● **Short problem**
Search the records that follow and extract every line containing the string "value".

Stored data
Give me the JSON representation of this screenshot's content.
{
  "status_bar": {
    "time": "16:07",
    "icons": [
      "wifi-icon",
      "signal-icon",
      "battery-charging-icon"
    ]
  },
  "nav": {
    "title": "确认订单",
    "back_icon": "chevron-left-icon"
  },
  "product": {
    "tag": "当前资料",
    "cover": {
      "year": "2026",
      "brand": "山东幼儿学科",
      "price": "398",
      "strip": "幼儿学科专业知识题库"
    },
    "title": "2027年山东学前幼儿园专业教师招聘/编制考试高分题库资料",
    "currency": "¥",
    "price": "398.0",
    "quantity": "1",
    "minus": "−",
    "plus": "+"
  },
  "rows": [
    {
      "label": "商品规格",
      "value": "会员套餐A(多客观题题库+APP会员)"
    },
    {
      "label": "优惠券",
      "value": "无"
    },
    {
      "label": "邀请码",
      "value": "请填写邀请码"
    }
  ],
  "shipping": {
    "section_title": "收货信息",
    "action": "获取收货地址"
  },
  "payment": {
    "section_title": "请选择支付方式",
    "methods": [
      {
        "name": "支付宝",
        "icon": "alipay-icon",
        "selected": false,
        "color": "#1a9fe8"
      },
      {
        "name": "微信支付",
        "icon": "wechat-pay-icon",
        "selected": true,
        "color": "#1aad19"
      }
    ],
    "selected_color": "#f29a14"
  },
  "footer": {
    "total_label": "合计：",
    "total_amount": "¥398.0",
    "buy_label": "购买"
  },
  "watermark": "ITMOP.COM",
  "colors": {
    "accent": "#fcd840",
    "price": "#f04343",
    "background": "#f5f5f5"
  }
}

● **Answer in full**
      "value": "会员套餐A(多客观题题库+APP会员)"
      "value": "无"
      "value": "请填写邀请码"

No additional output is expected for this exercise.